▶ Task requirements
Extract every line of the listing below, word for word.

======== Record list ========

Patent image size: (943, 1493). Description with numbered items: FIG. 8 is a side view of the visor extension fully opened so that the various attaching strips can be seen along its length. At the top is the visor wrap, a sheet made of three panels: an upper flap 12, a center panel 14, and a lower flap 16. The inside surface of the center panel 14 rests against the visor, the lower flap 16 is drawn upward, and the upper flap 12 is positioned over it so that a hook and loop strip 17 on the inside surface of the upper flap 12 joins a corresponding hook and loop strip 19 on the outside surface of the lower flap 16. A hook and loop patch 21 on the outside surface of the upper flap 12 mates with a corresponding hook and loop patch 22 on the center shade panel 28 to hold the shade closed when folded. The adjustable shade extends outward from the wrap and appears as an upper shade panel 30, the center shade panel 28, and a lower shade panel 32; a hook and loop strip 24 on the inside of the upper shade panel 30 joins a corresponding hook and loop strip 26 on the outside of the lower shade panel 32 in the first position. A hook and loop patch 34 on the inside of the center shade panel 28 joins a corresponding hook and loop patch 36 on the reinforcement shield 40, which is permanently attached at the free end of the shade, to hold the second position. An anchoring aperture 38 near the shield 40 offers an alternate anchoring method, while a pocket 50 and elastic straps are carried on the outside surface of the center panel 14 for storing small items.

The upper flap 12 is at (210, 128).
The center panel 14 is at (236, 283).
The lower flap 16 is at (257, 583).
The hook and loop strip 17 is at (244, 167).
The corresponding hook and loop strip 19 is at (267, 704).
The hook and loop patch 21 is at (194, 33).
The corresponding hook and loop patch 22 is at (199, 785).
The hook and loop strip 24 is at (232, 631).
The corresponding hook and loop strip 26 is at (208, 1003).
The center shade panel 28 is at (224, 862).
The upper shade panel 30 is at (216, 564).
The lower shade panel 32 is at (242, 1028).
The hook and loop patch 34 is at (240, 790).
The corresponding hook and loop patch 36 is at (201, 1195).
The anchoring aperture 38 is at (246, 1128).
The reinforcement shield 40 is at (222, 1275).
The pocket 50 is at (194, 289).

========

▶ Result
Patent image size: (943, 1493). Description with numbered items: FIG. 8 is a side view of the visor extension fully opened so that the various attaching strips can be seen along its length. At the top is the visor wrap, a sheet made of three panels: an upper flap 12, a center panel 14, and a lower flap 16. The inside surface of the center panel 14 rests against the visor, the lower flap 16 is drawn upward, and the upper flap 12 is positioned over it so that a hook and loop strip 17 on the inside surface of the upper flap 12 joins a corresponding hook and loop strip 19 on the outside surface of the lower flap 16. A hook and loop patch 21 on the outside surface of the upper flap 12 mates with a corresponding hook and loop patch 22 on the center shade panel 28 to hold the shade closed when folded. The adjustable shade extends outward from the wrap and appears as an upper shade panel 30, the center shade panel 28, and a lower shade panel 32; a hook and loop strip 24 on the inside of the upper shade panel 30 joins a corresponding hook and loop strip 26 on the outside of the lower shade panel 32 in the first position. A hook and loop patch 34 on the inside of the center shade panel 28 joins a corresponding hook and loop patch 36 on the reinforcement shield 40, which is permanently attached at the free end of the shade, to hold the second position. An anchoring aperture 38 near the shield 40 offers an alternate anchoring method, while a pocket 50 and elastic straps are carried on the outside surface of the center panel 14 for storing small items.

The upper flap 12 is at (210, 128).
The center panel 14 is at (236, 283).
The lower flap 16 is at (257, 583).
The hook and loop strip 17 is at (244, 167).
The corresponding hook and loop strip 19 is at (267, 704).
The hook and loop patch 21 is at (194, 33).
The corresponding hook and loop patch 22 is at (199, 785).
The hook and loop strip 24 is at (232, 631).
The corresponding hook and loop strip 26 is at (208, 1003).
The center shade panel 28 is at (224, 862).
The upper shade panel 30 is at (216, 564).
The lower shade panel 32 is at (242, 1028).
The hook and loop patch 34 is at (240, 790).
The corresponding hook and loop patch 36 is at (201, 1195).
The anchoring aperture 38 is at (246, 1128).
The reinforcement shield 40 is at (222, 1275).
The pocket 50 is at (194, 289).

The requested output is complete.